§ Required work
Pictures don't belong in the copy; print all the records exactly.

§ Material supplied
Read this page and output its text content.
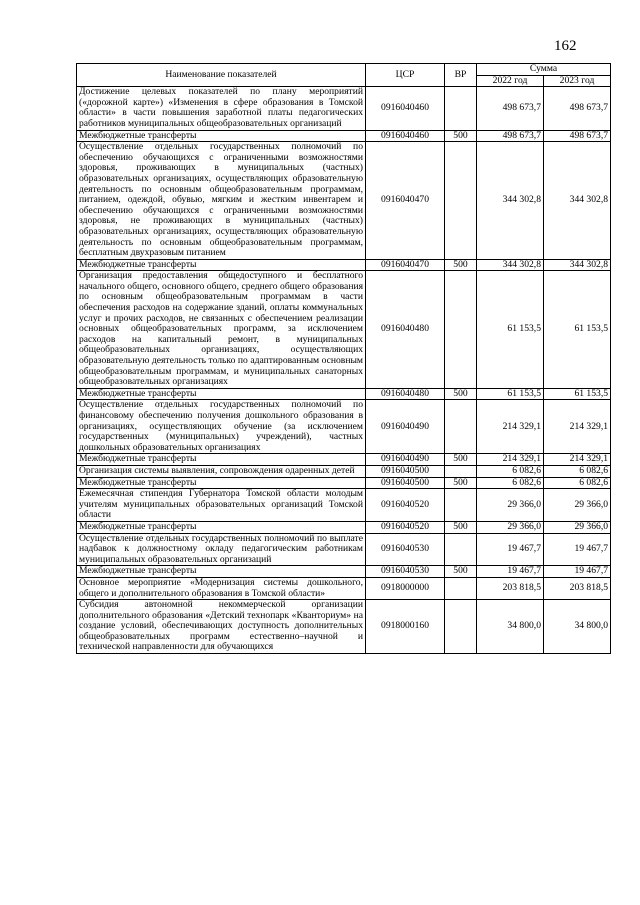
162
Наименование показателей	ЦСР	ВР	Сумма	
			2022 год	2023 год
Достижение целевых показателей по плану мероприятий («дорожной карте») «Изменения в сфере образования в Томской области» в части повышения заработной платы педагогических работников муниципальных общеобразовательных организаций	0916040460		498 673,7	498 673,7
Межбюджетные трансферты	0916040460	500	498 673,7	498 673,7
Осуществление отдельных государственных полномочий по обеспечению обучающихся с ограниченными возможностями здоровья, проживающих в муниципальных (частных) образовательных организациях, осуществляющих образовательную деятельность по основным общеобразовательным программам, питанием, одеждой, обувью, мягким и жестким инвентарем и обеспечению обучающихся с ограниченными возможностями здоровья, не проживающих в муниципальных (частных) образовательных организациях, осуществляющих образовательную деятельность по основным общеобразовательным программам, бесплатным двухразовым питанием	0916040470		344 302,8	344 302,8
Межбюджетные трансферты	0916040470	500	344 302,8	344 302,8
Организация предоставления общедоступного и бесплатного начального общего, основного общего, среднего общего образования по основным общеобразовательным программам в части обеспечения расходов на содержание зданий, оплаты коммунальных услуг и прочих расходов, не связанных с обеспечением реализации основных общеобразовательных программ, за исключением расходов на капитальный ремонт, в муниципальных общеобразовательных организациях, осуществляющих образовательную деятельность только по адаптированным основным общеобразовательным программам, и муниципальных санаторных общеобразовательных организациях	0916040480		61 153,5	61 153,5
Межбюджетные трансферты	0916040480	500	61 153,5	61 153,5
Осуществление отдельных государственных полномочий по финансовому обеспечению получения дошкольного образования в организациях, осуществляющих обучение (за исключением государственных (муниципальных) учреждений), частных дошкольных образовательных организациях	0916040490		214 329,1	214 329,1
Межбюджетные трансферты	0916040490	500	214 329,1	214 329,1
Организация системы выявления, сопровождения одаренных детей	0916040500		6 082,6	6 082,6
Межбюджетные трансферты	0916040500	500	6 082,6	6 082,6
Ежемесячная стипендия Губернатора Томской области молодым учителям муниципальных образовательных организаций Томской области	0916040520		29 366,0	29 366,0
Межбюджетные трансферты	0916040520	500	29 366,0	29 366,0
Осуществление отдельных государственных полномочий по выплате надбавок к должностному окладу педагогическим работникам муниципальных образовательных организаций	0916040530		19 467,7	19 467,7
Межбюджетные трансферты	0916040530	500	19 467,7	19 467,7
Основное мероприятие «Модернизация системы дошкольного, общего и дополнительного образования в Томской области»	0918000000		203 818,5	203 818,5
Субсидия автономной некоммерческой организации дополнительного образования «Детский технопарк «Кванториум» на создание условий, обеспечивающих доступность дополнительных общеобразовательных программ естественно–научной и технической направленности для обучающихся	0918000160		34 800,0	34 800,0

§ Solution to this problem
Read this page and output its text content.
162
Наименование показателей	ЦСР	ВР	Сумма	
			2022 год	2023 год
Достижение целевых показателей по плану мероприятий («дорожной карте») «Изменения в сфере образования в Томской области» в части повышения заработной платы педагогических работников муниципальных общеобразовательных организаций	0916040460		498 673,7	498 673,7
Межбюджетные трансферты	0916040460	500	498 673,7	498 673,7
Осуществление отдельных государственных полномочий по обеспечению обучающихся с ограниченными возможностями здоровья, проживающих в муниципальных (частных) образовательных организациях, осуществляющих образовательную деятельность по основным общеобразовательным программам, питанием, одеждой, обувью, мягким и жестким инвентарем и обеспечению обучающихся с ограниченными возможностями здоровья, не проживающих в муниципальных (частных) образовательных организациях, осуществляющих образовательную деятельность по основным общеобразовательным программам, бесплатным двухразовым питанием	0916040470		344 302,8	344 302,8
Межбюджетные трансферты	0916040470	500	344 302,8	344 302,8
Организация предоставления общедоступного и бесплатного начального общего, основного общего, среднего общего образования по основным общеобразовательным программам в части обеспечения расходов на содержание зданий, оплаты коммунальных услуг и прочих расходов, не связанных с обеспечением реализации основных общеобразовательных программ, за исключением расходов на капитальный ремонт, в муниципальных общеобразовательных организациях, осуществляющих образовательную деятельность только по адаптированным основным общеобразовательным программам, и муниципальных санаторных общеобразовательных организациях	0916040480		61 153,5	61 153,5
Межбюджетные трансферты	0916040480	500	61 153,5	61 153,5
Осуществление отдельных государственных полномочий по финансовому обеспечению получения дошкольного образования в организациях, осуществляющих обучение (за исключением государственных (муниципальных) учреждений), частных дошкольных образовательных организациях	0916040490		214 329,1	214 329,1
Межбюджетные трансферты	0916040490	500	214 329,1	214 329,1
Организация системы выявления, сопровождения одаренных детей	0916040500		6 082,6	6 082,6
Межбюджетные трансферты	0916040500	500	6 082,6	6 082,6
Ежемесячная стипендия Губернатора Томской области молодым учителям муниципальных образовательных организаций Томской области	0916040520		29 366,0	29 366,0
Межбюджетные трансферты	0916040520	500	29 366,0	29 366,0
Осуществление отдельных государственных полномочий по выплате надбавок к должностному окладу педагогическим работникам муниципальных образовательных организаций	0916040530		19 467,7	19 467,7
Межбюджетные трансферты	0916040530	500	19 467,7	19 467,7
Основное мероприятие «Модернизация системы дошкольного, общего и дополнительного образования в Томской области»	0918000000		203 818,5	203 818,5
Субсидия автономной некоммерческой организации дополнительного образования «Детский технопарк «Кванториум» на создание условий, обеспечивающих доступность дополнительных общеобразовательных программ естественно–научной и технической направленности для обучающихся	0918000160		34 800,0	34 800,0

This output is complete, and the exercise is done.